---------- Record list ----------

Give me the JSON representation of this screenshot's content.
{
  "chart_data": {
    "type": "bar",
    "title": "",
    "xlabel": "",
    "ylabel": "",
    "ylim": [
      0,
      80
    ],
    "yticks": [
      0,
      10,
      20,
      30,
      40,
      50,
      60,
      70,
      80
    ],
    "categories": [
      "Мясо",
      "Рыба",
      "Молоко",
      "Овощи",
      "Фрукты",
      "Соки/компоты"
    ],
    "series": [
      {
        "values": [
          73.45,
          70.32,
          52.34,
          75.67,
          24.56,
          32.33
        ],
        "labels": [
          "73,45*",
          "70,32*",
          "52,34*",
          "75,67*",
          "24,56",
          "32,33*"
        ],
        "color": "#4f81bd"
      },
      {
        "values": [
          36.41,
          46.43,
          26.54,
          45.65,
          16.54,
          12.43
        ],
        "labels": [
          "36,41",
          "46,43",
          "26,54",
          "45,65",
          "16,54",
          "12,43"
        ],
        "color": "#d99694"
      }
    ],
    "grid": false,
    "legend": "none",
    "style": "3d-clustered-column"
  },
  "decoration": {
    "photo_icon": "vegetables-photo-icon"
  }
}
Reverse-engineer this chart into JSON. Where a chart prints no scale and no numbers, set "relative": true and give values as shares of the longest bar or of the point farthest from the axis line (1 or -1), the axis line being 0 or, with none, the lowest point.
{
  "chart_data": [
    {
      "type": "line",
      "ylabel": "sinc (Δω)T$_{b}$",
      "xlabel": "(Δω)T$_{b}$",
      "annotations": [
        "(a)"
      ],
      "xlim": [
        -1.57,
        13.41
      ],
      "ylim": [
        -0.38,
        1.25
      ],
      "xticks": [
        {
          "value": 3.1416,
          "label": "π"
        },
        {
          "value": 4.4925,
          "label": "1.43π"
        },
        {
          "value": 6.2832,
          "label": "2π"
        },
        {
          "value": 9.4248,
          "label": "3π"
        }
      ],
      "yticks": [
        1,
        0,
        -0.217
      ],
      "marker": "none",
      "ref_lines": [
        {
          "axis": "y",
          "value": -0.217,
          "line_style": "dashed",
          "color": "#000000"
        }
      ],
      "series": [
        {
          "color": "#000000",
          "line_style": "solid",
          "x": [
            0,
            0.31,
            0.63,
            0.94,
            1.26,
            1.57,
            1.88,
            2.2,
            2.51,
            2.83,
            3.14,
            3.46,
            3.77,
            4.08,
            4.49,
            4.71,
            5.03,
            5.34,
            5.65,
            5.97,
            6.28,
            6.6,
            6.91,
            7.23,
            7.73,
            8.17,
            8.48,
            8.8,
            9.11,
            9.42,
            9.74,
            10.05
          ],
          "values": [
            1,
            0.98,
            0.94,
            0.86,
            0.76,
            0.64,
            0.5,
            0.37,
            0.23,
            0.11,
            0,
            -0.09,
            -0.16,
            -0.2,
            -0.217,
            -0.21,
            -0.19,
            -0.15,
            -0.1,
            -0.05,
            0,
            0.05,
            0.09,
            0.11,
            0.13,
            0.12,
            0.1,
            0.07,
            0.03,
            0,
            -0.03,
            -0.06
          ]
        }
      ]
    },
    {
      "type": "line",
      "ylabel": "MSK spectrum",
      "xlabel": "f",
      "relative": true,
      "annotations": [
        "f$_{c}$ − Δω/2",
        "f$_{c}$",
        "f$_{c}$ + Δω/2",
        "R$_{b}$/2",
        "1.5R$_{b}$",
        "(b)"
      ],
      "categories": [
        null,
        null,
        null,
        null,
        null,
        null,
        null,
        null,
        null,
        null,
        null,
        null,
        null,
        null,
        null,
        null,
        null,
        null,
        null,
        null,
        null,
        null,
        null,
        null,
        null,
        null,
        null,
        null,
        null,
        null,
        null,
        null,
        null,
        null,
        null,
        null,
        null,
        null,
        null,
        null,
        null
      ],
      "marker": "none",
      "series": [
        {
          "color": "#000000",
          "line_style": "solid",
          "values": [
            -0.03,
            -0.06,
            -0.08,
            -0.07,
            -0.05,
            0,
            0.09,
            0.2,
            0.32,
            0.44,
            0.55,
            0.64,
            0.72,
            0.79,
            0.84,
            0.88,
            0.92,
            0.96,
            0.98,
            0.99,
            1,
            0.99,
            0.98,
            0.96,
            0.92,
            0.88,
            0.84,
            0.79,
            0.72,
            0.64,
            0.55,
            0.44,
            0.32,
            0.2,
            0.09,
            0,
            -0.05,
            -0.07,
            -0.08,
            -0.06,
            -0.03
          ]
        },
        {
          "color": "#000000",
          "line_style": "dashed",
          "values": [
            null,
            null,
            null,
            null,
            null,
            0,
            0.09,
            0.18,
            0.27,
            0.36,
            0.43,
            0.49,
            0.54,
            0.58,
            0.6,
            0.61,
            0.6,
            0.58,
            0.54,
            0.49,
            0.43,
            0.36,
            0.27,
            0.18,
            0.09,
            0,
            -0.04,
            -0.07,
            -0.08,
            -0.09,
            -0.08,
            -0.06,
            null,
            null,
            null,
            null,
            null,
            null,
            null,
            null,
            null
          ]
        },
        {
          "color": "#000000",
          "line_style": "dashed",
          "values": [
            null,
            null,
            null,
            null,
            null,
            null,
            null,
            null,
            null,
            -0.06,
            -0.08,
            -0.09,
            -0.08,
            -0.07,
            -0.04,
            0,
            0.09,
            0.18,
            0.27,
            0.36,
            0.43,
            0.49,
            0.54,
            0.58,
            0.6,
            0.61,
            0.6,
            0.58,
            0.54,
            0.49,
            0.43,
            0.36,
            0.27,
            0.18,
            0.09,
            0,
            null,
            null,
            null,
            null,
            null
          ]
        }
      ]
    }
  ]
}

----------

** Written task **
Working from the listing above, pick out every line that has "JSON" and copy it.

** Result **
Give me the JSON representation of this screenshot's content.
Reverse-engineer this chart into JSON. Where a chart prints no scale and no numbers, set "relative": true and give values as shares of the longest bar or of the point farthest from the axis line (1 or -1), the axis line being 0 or, with none, the lowest point.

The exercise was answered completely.